> _Material provided_:
* start *

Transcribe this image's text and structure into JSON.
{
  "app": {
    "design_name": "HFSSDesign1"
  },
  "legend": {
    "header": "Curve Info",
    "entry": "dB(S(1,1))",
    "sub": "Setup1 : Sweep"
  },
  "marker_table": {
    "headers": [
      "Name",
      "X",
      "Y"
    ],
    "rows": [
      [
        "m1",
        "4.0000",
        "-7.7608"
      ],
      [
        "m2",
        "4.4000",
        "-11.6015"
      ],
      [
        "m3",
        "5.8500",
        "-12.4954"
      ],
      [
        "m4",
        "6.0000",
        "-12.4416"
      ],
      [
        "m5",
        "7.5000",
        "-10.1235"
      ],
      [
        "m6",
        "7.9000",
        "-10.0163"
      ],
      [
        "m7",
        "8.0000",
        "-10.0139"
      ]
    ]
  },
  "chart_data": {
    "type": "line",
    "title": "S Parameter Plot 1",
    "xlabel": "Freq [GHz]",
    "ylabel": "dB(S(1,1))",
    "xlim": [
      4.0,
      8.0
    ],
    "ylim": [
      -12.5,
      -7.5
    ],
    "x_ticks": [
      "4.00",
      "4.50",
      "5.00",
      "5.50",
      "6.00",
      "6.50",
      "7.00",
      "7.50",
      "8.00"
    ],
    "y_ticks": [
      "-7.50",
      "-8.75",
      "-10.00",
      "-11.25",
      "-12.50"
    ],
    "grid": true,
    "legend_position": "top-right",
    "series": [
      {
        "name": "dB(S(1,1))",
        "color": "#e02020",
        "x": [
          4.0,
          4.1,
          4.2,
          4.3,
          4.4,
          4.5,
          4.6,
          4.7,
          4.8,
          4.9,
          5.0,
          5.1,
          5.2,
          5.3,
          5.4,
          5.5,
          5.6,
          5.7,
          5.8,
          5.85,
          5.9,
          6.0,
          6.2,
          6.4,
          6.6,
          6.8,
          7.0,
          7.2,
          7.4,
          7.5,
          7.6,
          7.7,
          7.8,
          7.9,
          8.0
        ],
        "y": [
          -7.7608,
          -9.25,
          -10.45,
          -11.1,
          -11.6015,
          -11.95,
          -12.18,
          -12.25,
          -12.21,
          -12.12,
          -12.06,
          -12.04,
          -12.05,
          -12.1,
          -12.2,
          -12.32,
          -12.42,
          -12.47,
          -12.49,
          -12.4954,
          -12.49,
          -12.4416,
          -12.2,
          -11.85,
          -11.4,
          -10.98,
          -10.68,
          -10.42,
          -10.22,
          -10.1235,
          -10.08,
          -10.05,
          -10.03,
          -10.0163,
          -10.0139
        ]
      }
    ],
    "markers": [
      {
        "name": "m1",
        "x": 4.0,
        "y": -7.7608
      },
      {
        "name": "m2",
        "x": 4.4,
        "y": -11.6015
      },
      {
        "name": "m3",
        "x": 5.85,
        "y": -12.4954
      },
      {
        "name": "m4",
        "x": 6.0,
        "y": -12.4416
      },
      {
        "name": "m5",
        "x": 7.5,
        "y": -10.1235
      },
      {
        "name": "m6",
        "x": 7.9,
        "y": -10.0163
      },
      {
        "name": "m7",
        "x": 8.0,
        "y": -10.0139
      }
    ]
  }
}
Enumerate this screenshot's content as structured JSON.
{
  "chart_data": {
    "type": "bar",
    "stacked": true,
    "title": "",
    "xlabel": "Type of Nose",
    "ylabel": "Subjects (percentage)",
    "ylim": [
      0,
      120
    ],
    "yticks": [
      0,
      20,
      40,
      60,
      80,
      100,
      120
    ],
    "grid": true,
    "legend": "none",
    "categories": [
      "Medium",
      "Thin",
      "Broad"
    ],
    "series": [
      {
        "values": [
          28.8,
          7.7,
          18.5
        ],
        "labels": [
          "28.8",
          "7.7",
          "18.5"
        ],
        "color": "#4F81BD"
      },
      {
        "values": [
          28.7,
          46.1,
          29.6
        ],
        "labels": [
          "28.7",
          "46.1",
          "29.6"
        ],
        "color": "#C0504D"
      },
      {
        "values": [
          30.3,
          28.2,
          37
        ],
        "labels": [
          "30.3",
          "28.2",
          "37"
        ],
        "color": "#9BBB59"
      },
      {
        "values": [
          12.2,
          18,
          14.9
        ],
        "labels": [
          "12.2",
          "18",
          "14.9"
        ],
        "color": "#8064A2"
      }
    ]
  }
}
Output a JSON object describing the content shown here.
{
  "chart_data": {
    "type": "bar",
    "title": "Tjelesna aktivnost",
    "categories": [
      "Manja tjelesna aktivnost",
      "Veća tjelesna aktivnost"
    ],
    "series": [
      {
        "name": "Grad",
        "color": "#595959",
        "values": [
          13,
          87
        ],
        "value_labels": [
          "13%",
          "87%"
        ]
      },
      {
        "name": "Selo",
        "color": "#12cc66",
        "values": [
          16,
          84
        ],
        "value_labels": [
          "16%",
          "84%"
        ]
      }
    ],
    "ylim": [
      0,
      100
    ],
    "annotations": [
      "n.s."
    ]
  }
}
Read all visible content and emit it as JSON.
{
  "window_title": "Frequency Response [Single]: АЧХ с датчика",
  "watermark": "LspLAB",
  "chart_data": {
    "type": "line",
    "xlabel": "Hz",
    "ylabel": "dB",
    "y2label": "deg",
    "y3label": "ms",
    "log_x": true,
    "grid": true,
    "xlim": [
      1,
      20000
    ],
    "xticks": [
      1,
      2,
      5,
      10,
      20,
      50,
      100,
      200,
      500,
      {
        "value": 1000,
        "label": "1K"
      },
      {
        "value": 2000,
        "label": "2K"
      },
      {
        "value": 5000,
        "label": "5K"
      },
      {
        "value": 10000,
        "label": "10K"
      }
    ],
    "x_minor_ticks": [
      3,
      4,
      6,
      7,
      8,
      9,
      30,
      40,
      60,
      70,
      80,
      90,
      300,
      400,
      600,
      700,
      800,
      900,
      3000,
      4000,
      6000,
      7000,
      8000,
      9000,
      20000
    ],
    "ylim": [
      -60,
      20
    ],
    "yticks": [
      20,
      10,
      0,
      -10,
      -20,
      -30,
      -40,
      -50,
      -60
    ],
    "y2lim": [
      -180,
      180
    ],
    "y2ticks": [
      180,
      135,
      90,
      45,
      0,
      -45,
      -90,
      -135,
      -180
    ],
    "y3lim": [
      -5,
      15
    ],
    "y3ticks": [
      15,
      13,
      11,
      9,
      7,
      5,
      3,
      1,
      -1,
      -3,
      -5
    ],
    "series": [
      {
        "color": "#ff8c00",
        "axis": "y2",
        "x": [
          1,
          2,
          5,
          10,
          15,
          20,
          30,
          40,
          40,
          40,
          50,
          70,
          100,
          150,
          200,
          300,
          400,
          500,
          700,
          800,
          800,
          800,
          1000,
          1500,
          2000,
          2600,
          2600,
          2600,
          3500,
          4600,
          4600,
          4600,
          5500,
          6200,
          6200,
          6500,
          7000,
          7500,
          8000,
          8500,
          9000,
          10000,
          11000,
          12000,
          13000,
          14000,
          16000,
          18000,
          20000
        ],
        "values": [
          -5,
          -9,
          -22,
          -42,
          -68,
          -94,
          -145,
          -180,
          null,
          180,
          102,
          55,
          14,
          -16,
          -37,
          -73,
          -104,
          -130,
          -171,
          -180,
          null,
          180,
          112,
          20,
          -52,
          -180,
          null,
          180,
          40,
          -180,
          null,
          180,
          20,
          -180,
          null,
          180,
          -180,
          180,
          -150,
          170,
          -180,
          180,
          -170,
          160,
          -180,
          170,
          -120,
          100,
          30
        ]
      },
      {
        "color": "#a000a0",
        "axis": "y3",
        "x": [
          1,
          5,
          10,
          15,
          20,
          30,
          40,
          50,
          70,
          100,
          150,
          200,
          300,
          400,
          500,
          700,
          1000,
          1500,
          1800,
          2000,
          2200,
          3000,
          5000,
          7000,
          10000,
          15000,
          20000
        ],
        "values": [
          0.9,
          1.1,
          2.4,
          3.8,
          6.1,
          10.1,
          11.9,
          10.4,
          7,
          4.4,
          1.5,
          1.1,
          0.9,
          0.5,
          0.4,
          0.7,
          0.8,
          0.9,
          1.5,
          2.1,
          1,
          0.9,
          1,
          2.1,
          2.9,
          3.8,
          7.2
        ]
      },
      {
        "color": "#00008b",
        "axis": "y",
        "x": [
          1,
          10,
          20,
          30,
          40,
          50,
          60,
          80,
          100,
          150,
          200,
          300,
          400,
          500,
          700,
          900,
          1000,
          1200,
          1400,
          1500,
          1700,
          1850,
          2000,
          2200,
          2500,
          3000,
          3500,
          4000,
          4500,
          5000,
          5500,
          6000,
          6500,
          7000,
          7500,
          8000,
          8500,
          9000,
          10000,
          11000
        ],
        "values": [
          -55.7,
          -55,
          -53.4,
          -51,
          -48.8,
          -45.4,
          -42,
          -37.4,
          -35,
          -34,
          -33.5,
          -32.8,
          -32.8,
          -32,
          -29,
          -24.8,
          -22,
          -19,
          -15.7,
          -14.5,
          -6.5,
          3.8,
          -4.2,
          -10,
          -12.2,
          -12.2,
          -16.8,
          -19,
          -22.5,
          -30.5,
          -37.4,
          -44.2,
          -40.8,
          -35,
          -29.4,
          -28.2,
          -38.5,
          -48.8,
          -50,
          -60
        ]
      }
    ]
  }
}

* end *

> _Problem to work on_: Gather each line from the entries above that includes the word "xlabel".

> _Reply to the task_:
    "xlabel": "Freq [GHz]",
    "xlabel": "Type of Nose",
    "xlabel": "Hz",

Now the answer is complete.